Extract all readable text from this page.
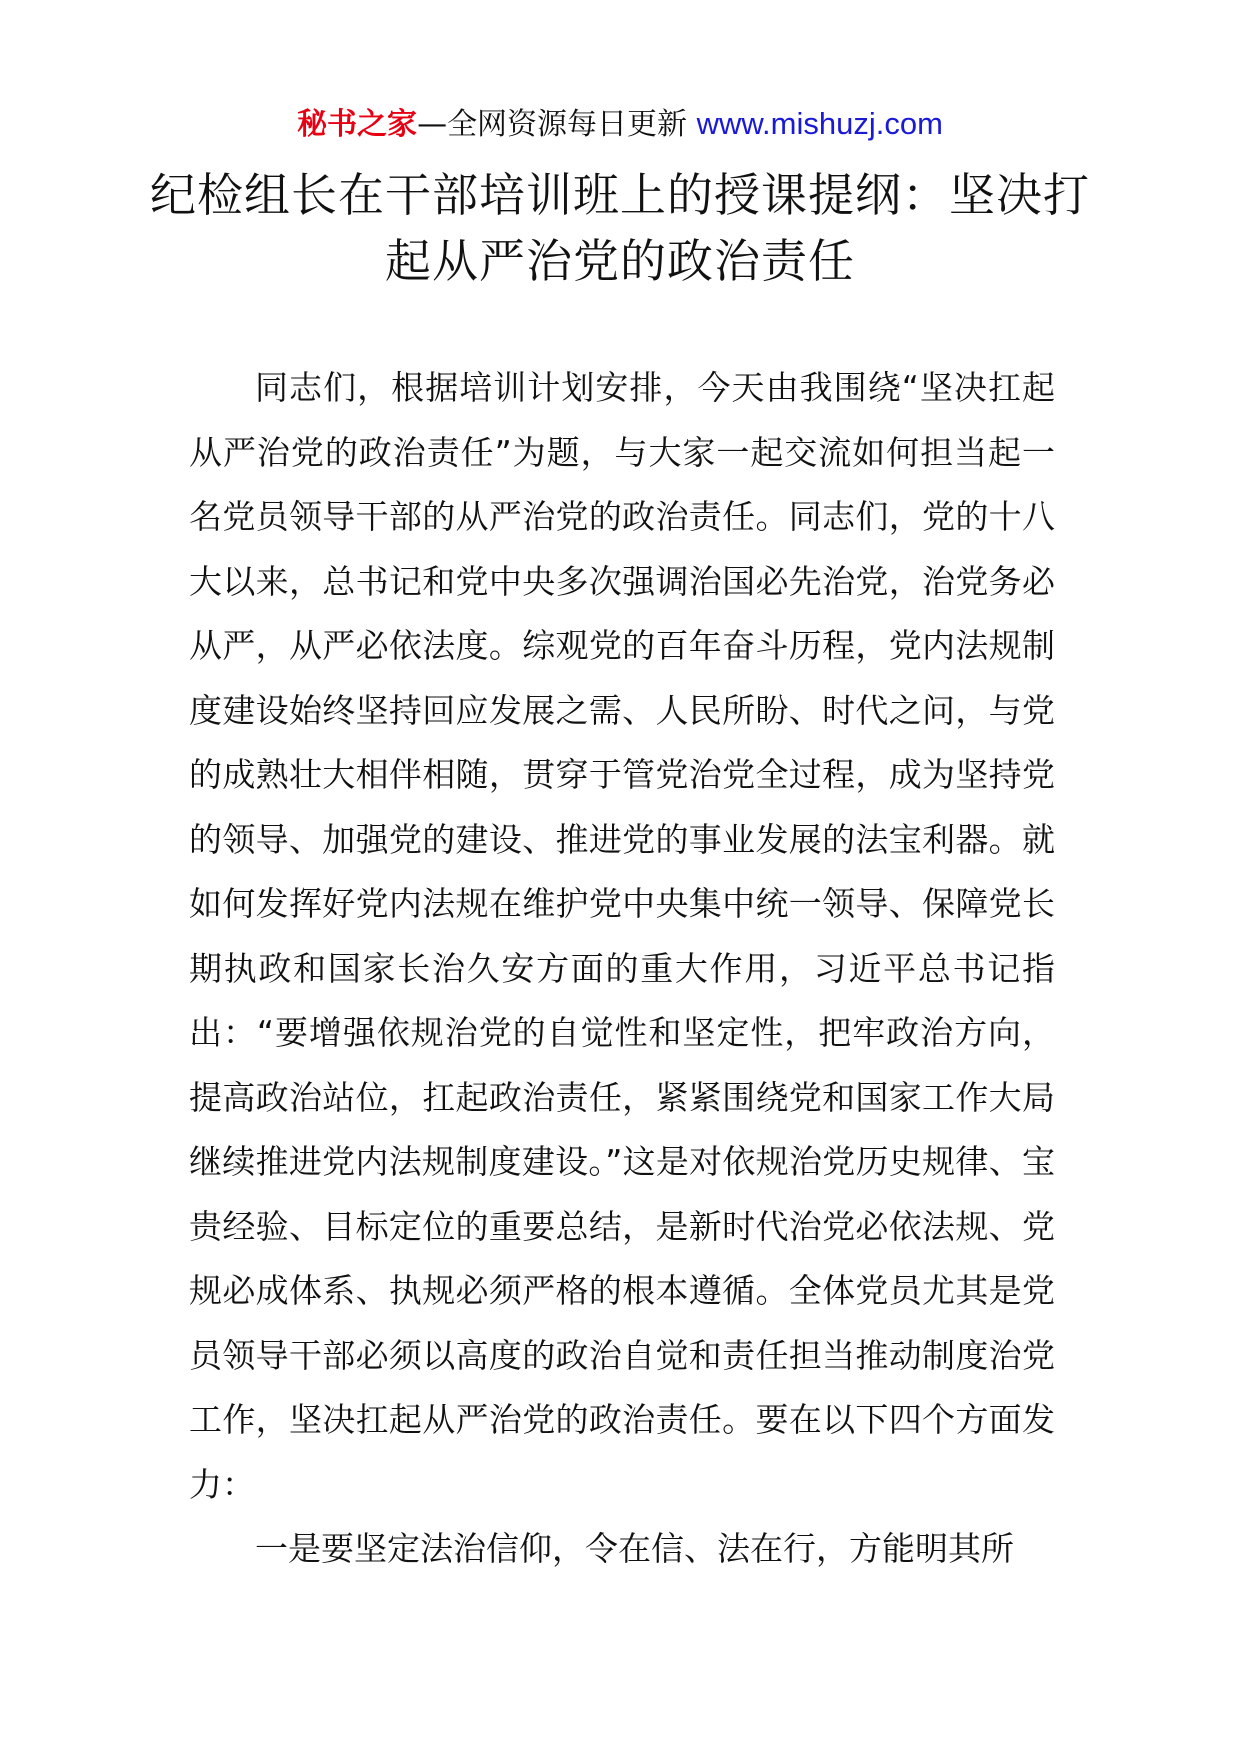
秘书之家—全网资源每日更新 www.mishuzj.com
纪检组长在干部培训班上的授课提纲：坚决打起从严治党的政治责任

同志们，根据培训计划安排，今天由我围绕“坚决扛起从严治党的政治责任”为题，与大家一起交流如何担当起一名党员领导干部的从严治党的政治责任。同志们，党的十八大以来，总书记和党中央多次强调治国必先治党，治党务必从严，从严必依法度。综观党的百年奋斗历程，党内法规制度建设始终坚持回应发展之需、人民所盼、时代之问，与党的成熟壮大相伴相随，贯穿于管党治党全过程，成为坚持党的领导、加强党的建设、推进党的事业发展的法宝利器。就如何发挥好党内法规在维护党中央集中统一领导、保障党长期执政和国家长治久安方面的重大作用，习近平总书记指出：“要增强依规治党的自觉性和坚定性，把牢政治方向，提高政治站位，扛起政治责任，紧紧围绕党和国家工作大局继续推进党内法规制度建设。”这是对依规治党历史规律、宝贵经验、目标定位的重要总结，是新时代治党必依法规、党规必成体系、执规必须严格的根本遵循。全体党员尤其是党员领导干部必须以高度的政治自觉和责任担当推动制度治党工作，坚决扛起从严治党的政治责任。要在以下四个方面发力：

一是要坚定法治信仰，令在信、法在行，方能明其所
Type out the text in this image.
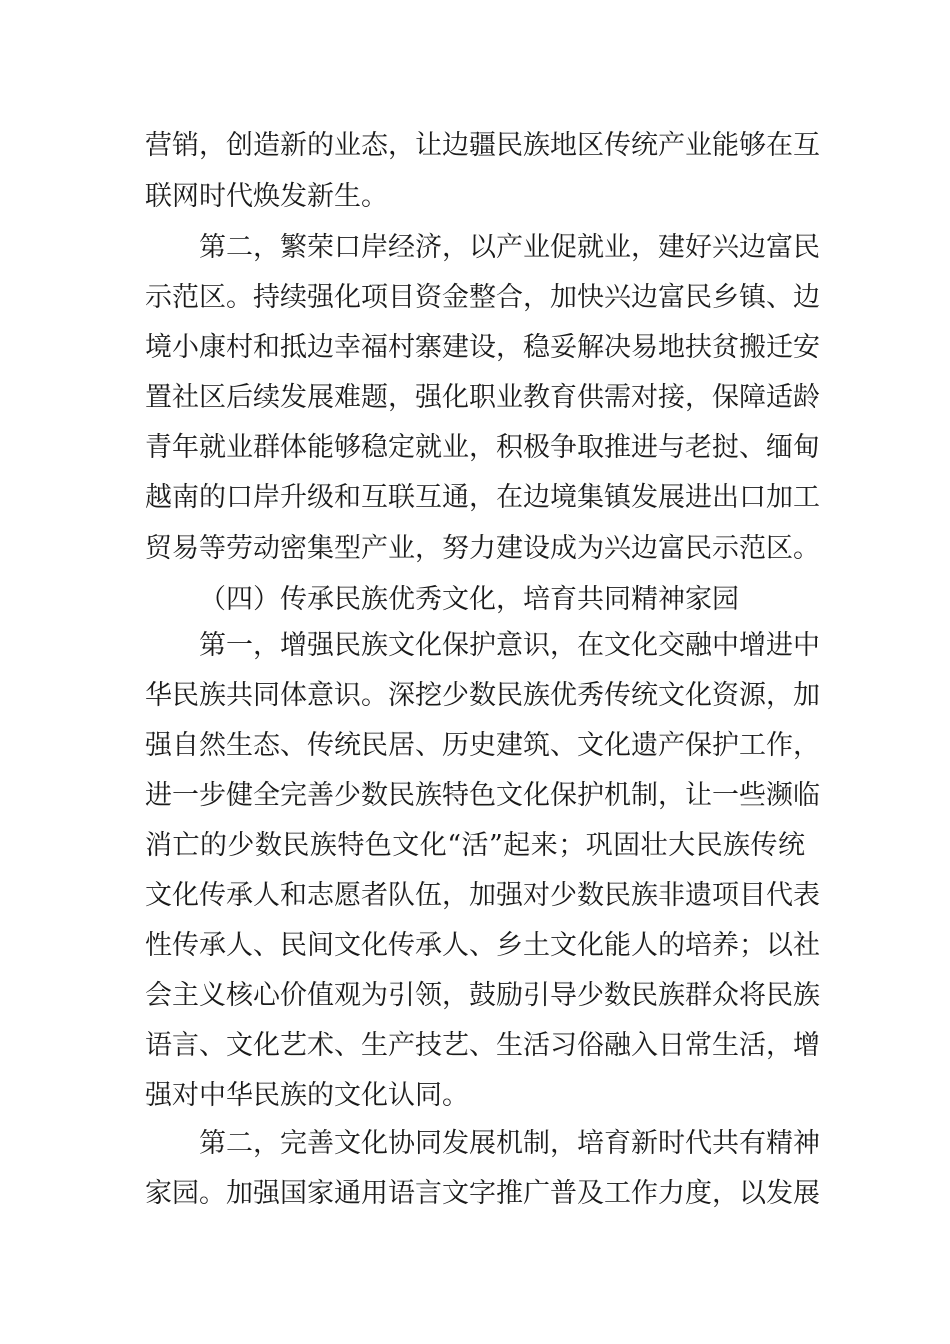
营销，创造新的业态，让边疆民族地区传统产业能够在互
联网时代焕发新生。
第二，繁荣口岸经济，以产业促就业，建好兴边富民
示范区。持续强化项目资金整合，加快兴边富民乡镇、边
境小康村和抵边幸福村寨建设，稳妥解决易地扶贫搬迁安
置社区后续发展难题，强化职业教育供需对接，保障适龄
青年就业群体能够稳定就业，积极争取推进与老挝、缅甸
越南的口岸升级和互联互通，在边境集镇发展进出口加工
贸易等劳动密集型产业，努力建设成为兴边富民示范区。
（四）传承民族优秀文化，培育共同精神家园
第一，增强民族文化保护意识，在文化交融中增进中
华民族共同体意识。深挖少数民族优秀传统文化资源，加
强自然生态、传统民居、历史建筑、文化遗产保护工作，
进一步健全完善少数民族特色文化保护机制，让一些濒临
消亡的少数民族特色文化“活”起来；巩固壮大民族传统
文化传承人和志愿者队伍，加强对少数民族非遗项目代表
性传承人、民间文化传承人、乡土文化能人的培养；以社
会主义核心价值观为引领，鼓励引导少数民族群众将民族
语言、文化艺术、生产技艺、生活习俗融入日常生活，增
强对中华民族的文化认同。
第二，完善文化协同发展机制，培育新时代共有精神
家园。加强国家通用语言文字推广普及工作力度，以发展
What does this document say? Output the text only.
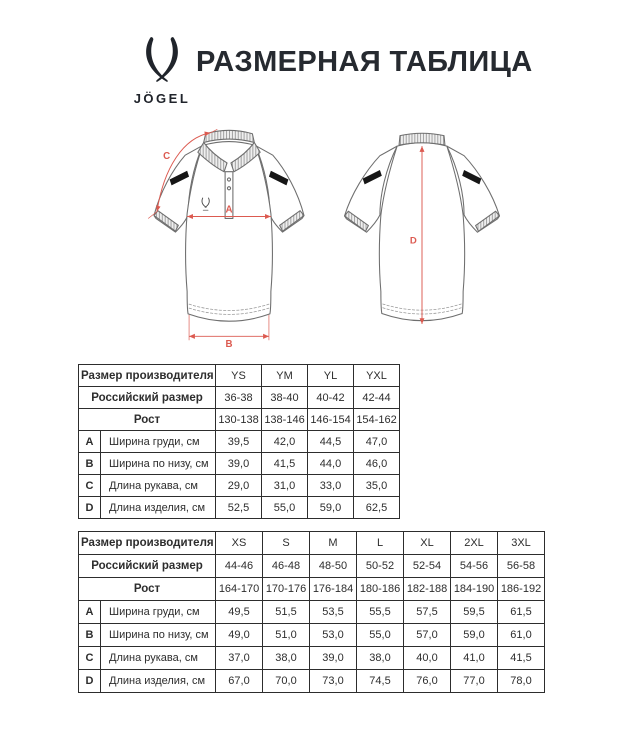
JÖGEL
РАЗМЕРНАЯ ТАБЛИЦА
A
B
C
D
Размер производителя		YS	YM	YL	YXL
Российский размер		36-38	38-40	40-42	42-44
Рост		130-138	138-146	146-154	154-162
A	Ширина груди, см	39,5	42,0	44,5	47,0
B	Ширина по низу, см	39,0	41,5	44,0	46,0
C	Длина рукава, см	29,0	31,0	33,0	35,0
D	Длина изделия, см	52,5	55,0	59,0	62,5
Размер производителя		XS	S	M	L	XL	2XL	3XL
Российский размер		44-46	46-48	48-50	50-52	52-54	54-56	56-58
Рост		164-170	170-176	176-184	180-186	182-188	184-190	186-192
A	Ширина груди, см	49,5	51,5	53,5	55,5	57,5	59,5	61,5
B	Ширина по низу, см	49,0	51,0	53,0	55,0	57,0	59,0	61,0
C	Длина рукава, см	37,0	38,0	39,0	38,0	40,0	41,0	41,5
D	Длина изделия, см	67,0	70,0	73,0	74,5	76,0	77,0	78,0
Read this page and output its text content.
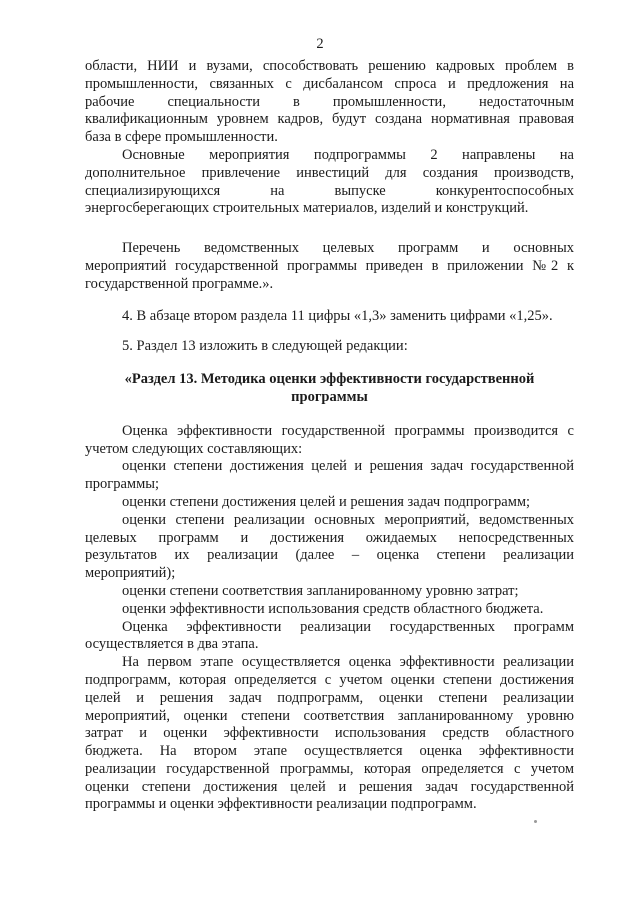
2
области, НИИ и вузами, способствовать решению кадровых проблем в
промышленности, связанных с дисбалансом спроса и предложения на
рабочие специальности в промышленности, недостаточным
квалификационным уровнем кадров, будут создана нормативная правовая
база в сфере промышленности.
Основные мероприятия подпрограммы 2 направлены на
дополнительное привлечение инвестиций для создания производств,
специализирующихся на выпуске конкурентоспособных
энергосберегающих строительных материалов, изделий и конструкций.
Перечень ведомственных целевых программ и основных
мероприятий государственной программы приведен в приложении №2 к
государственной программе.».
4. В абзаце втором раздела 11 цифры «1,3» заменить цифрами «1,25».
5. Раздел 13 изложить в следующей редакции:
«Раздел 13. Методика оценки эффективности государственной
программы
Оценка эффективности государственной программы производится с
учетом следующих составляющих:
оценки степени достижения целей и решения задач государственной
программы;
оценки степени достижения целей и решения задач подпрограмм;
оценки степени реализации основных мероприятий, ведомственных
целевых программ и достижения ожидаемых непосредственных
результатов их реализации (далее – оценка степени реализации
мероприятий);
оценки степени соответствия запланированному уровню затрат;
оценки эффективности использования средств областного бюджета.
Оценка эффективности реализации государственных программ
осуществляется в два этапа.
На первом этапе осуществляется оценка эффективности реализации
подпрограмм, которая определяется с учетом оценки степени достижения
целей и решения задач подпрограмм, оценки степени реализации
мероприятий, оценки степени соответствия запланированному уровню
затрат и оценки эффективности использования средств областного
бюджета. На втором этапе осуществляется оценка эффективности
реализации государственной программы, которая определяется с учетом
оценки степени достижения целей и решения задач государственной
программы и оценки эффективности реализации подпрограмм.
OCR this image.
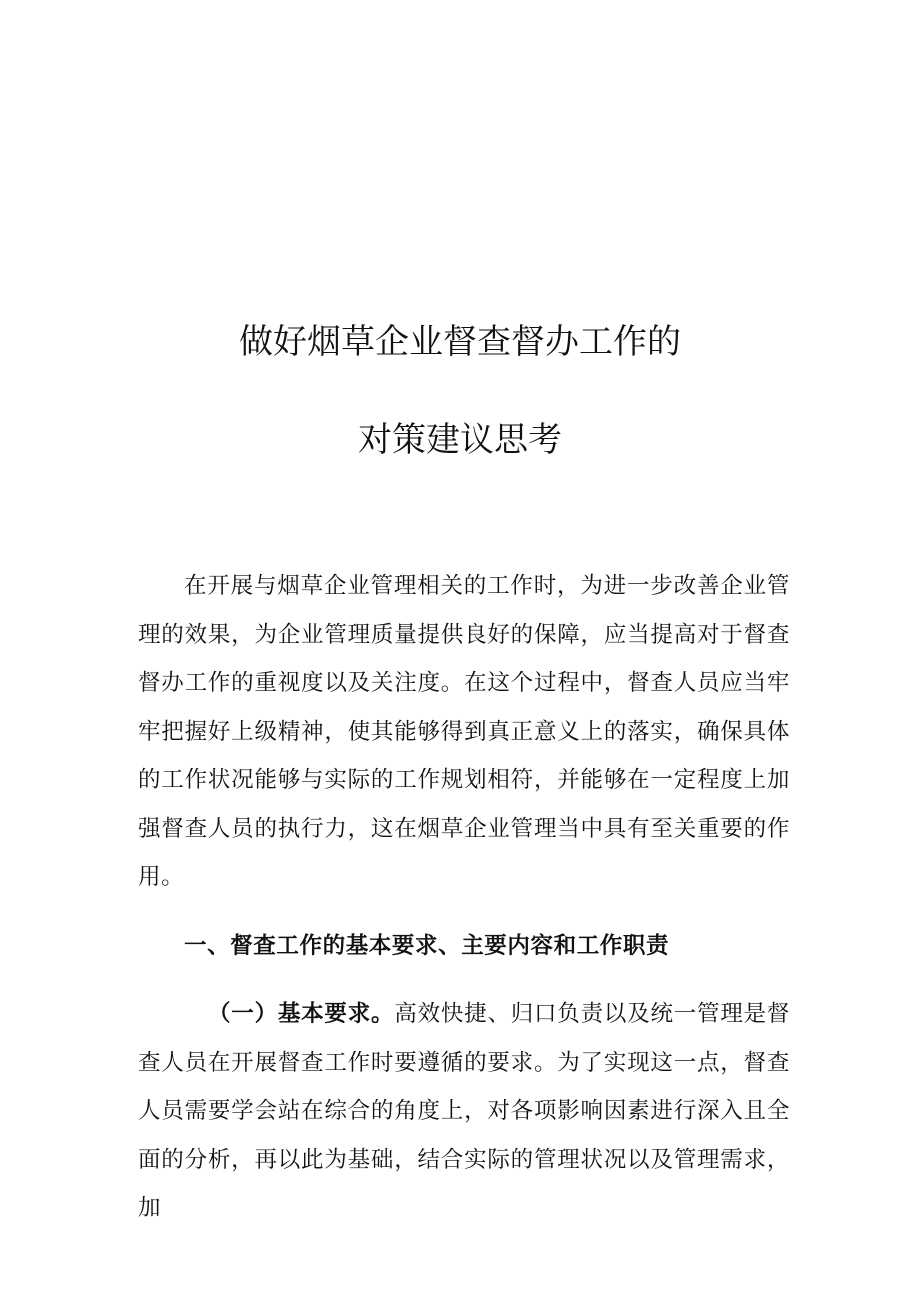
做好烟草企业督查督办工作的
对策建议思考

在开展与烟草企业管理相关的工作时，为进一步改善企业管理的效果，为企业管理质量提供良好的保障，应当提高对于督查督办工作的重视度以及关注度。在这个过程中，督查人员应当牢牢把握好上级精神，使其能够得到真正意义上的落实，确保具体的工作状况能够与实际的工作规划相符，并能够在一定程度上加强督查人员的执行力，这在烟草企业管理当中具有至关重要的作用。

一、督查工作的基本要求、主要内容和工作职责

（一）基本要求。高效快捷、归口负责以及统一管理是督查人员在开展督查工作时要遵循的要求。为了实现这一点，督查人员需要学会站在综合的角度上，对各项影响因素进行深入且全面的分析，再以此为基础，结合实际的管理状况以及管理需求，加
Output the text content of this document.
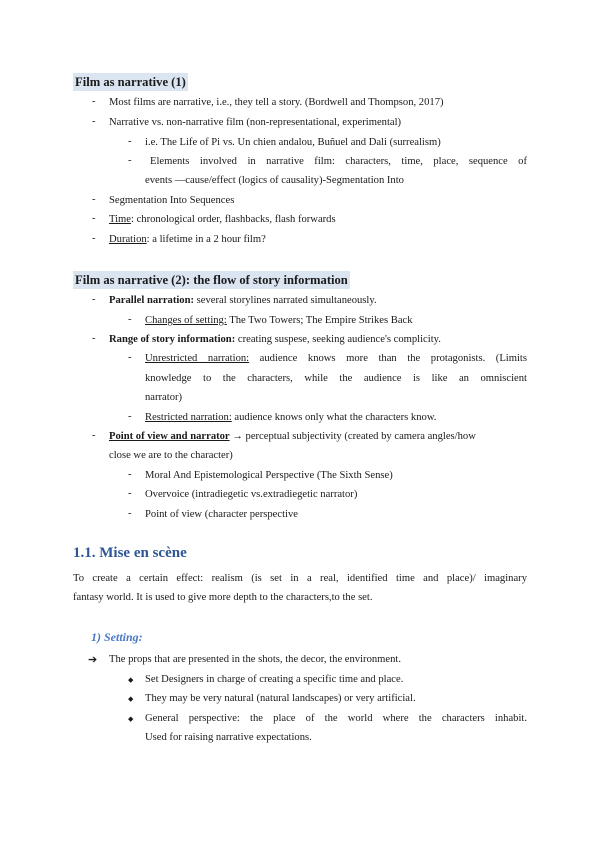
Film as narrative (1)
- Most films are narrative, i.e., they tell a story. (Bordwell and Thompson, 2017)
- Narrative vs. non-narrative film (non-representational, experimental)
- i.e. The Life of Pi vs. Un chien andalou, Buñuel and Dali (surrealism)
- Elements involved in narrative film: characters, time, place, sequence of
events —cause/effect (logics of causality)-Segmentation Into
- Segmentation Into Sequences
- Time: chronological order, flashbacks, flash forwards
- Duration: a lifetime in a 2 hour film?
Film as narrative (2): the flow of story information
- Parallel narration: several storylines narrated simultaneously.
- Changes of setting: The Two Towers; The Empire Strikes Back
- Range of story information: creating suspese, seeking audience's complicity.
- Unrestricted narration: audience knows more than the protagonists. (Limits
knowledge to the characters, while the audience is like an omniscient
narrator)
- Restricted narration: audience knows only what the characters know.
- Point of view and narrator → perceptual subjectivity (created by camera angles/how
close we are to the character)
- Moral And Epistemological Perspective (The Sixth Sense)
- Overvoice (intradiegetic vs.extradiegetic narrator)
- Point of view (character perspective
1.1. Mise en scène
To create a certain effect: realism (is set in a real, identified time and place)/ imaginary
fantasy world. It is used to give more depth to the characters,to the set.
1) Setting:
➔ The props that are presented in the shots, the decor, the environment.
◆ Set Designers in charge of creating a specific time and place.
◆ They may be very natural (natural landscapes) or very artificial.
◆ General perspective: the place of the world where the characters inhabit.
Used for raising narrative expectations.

━━━━━━━━━━━━━━━━━━━━

* PROMPT: Look through the material above and pick out each line holding the word "втором".

* CORRECT RESULT:
4. В абзаце втором раздела 11 цифры «1,3» заменить цифрами «1,25».
бюджета. На втором этапе осуществляется оценка эффективности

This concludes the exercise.